Copy the listing below in full and skip every picture.

# Entries from a visual dataset

• • •

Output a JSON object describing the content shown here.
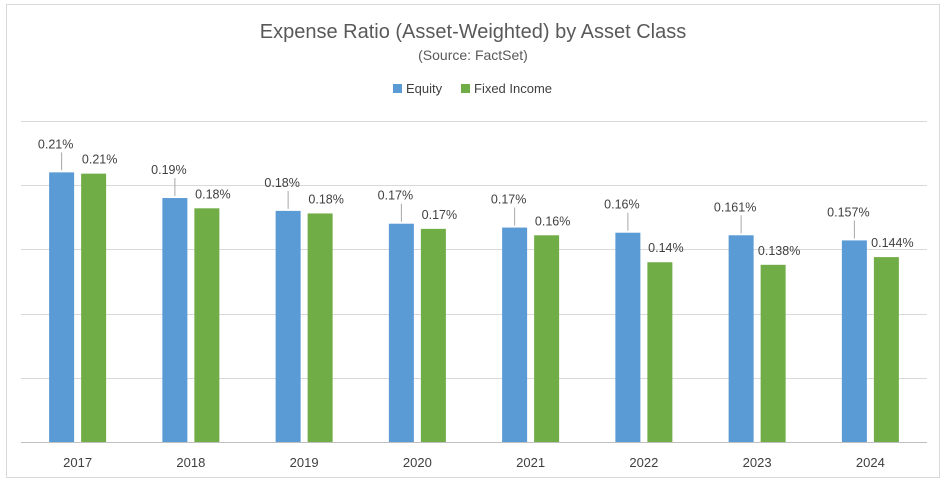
{
  "chart_data": {
    "type": "bar",
    "title": "Expense Ratio (Asset-Weighted) by Asset Class",
    "subtitle": "(Source: FactSet)",
    "categories": [
      "2017",
      "2018",
      "2019",
      "2020",
      "2021",
      "2022",
      "2023",
      "2024"
    ],
    "series": [
      {
        "name": "Equity",
        "color": "#5b9bd5",
        "values": [
          0.21,
          0.19,
          0.18,
          0.17,
          0.167,
          0.163,
          0.161,
          0.157
        ],
        "labels": [
          "0.21%",
          "0.19%",
          "0.18%",
          "0.17%",
          "0.17%",
          "0.16%",
          "0.161%",
          "0.157%"
        ]
      },
      {
        "name": "Fixed Income",
        "color": "#70ad47",
        "values": [
          0.209,
          0.182,
          0.178,
          0.166,
          0.161,
          0.14,
          0.138,
          0.144
        ],
        "labels": [
          "0.21%",
          "0.18%",
          "0.18%",
          "0.17%",
          "0.16%",
          "0.14%",
          "0.138%",
          "0.144%"
        ]
      }
    ],
    "ylim": [
      0,
      0.25
    ],
    "grid": true,
    "y_tick_labels_visible": false,
    "legend_position": "top-center"
  }
}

• • •

# Result
Output a JSON object describing the content shown here.
{
  "chart_data": {
    "type": "bar",
    "title": "Expense Ratio (Asset-Weighted) by Asset Class",
    "subtitle": "(Source: FactSet)",
    "categories": [
      "2017",
      "2018",
      "2019",
      "2020",
      "2021",
      "2022",
      "2023",
      "2024"
    ],
    "series": [
      {
        "name": "Equity",
        "color": "#5b9bd5",
        "values": [
          0.21,
          0.19,
          0.18,
          0.17,
          0.167,
          0.163,
          0.161,
          0.157
        ],
        "labels": [
          "0.21%",
          "0.19%",
          "0.18%",
          "0.17%",
          "0.17%",
          "0.16%",
          "0.161%",
          "0.157%"
        ]
      },
      {
        "name": "Fixed Income",
        "color": "#70ad47",
        "values": [
          0.209,
          0.182,
          0.178,
          0.166,
          0.161,
          0.14,
          0.138,
          0.144
        ],
        "labels": [
          "0.21%",
          "0.18%",
          "0.18%",
          "0.17%",
          "0.16%",
          "0.14%",
          "0.138%",
          "0.144%"
        ]
      }
    ],
    "ylim": [
      0,
      0.25
    ],
    "grid": true,
    "y_tick_labels_visible": false,
    "legend_position": "top-center"
  }
}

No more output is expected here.